===== Records shown

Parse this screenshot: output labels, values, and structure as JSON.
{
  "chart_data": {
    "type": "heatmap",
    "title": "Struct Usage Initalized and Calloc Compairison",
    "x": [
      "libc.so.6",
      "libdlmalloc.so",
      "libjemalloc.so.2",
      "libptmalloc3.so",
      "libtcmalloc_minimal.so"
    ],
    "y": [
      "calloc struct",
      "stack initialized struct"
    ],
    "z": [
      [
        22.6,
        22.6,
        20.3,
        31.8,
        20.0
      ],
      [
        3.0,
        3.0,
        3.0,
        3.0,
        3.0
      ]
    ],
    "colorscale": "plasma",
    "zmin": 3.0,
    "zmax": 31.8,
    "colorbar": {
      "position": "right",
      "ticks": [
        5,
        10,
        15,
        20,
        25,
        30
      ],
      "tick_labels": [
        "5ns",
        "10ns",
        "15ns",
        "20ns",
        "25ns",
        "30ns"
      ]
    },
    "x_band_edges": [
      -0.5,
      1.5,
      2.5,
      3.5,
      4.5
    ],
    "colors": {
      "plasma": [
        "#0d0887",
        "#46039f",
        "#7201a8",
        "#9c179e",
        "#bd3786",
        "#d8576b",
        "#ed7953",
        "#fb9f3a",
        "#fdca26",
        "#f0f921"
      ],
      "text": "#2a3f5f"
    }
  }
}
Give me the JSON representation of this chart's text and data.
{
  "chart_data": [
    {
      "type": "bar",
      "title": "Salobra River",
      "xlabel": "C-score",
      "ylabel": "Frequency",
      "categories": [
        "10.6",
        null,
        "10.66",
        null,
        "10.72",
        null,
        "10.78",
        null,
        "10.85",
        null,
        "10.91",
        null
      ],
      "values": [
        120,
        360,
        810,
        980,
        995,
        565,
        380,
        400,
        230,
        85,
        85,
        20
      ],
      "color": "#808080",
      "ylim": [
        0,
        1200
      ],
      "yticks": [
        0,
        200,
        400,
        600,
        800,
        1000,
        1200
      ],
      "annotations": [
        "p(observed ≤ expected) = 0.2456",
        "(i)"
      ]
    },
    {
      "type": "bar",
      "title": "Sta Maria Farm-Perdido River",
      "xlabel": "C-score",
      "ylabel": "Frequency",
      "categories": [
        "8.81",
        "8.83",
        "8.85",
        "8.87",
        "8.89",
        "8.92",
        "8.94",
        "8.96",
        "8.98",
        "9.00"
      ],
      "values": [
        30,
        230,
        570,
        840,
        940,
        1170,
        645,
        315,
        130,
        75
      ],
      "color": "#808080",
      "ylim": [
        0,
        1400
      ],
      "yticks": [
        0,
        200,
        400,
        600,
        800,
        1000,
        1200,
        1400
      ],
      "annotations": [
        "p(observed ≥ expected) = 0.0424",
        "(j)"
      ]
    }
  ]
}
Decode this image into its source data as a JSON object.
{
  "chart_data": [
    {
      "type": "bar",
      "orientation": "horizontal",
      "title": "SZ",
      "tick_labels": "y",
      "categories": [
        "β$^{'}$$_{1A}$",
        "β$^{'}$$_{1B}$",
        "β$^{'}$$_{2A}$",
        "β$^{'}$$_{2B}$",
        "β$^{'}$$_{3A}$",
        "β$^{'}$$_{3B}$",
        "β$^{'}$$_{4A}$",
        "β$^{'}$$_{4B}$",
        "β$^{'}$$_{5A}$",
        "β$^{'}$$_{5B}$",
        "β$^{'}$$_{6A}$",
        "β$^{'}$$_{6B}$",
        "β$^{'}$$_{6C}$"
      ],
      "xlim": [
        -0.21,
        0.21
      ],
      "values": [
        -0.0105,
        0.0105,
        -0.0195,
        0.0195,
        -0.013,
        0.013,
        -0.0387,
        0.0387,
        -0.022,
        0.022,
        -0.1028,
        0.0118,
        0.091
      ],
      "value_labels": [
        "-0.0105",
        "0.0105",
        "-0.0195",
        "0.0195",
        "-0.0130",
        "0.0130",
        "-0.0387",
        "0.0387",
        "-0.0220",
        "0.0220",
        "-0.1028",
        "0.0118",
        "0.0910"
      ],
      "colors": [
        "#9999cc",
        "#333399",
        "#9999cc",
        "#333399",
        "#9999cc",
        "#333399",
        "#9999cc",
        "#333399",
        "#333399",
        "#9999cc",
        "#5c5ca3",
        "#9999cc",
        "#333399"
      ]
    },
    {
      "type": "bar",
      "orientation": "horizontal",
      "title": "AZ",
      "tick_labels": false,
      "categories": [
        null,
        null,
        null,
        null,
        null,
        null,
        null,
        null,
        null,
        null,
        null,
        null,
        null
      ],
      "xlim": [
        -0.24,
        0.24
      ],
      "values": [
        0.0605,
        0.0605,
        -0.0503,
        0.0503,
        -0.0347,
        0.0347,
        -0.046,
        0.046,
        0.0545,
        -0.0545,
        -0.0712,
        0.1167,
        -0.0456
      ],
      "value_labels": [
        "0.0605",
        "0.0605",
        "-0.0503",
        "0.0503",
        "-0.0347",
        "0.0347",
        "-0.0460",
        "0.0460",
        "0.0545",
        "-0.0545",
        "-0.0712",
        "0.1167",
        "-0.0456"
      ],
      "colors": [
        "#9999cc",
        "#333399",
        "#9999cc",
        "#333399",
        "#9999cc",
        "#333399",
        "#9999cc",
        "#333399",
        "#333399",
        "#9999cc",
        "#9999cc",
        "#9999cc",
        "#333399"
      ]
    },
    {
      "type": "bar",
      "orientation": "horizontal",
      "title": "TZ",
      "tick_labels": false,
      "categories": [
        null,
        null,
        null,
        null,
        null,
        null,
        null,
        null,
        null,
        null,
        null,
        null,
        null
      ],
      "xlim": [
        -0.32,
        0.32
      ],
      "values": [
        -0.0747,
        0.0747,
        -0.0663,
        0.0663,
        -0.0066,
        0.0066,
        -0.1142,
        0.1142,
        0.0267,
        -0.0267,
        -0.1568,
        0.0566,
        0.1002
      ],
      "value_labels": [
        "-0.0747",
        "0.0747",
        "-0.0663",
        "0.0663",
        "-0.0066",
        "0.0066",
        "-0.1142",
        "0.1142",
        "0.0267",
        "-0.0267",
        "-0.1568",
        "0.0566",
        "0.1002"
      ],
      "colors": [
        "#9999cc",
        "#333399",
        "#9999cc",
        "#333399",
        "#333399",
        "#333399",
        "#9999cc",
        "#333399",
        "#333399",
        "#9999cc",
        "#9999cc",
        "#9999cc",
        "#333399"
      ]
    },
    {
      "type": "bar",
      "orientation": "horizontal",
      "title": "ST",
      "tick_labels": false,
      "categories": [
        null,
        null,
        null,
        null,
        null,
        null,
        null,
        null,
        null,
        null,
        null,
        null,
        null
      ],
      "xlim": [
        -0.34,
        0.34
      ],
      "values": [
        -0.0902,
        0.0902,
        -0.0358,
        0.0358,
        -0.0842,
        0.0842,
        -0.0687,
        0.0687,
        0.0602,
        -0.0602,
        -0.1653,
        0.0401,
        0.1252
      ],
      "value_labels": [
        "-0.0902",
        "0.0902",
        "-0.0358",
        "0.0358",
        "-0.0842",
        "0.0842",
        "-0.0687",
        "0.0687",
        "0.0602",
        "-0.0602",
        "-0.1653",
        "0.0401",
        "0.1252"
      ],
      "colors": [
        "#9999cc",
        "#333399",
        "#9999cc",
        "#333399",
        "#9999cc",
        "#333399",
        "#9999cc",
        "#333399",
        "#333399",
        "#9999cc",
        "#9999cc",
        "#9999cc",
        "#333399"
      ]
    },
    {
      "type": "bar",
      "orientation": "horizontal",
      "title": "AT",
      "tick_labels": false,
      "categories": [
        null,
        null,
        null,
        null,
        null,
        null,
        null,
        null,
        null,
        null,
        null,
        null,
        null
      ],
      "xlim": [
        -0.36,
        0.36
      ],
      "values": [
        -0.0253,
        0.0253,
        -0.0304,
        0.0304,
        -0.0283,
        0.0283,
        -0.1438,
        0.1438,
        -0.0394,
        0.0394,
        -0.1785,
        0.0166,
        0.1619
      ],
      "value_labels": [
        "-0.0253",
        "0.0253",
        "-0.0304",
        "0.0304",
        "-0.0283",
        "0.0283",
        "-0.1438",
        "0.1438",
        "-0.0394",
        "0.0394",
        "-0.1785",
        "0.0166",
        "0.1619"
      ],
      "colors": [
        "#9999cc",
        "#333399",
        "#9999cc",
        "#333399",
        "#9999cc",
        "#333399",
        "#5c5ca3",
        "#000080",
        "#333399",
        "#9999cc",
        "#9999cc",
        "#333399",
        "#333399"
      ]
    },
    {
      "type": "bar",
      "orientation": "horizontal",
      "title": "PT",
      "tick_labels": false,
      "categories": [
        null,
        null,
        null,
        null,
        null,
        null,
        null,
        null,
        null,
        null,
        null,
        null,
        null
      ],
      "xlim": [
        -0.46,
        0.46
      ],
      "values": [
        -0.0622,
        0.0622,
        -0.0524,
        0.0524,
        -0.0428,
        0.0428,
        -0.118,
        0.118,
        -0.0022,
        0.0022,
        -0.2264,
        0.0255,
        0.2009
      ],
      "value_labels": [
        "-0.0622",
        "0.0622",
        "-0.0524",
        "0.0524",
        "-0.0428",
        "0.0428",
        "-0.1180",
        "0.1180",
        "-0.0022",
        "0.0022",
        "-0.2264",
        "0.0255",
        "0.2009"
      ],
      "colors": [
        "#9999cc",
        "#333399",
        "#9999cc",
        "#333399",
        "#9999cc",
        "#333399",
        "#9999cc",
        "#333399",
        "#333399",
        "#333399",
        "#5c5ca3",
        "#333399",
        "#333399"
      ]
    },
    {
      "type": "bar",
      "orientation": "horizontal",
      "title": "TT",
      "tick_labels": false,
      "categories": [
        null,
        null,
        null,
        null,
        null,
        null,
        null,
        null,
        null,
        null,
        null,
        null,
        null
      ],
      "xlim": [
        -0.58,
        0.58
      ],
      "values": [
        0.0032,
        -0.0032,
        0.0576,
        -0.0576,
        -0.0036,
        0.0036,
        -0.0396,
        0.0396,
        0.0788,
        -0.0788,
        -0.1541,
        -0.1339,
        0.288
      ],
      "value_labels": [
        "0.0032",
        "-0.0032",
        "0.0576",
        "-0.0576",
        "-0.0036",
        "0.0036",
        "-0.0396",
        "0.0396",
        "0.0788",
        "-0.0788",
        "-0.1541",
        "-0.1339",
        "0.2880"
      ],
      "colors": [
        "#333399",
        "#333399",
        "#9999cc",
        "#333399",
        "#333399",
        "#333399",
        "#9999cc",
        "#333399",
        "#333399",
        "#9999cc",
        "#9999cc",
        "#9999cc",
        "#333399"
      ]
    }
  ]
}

==========

Stated goal —
Pull out every line in the material above where "title" occurs.

Exercise solution —
    "title": "Struct Usage Initalized and Calloc Compairison",
      "title": "Salobra River",
      "title": "Sta Maria Farm-Perdido River",
      "title": "SZ",
      "title": "AZ",
      "title": "TZ",
      "title": "ST",
      "title": "AT",
      "title": "PT",
      "title": "TT",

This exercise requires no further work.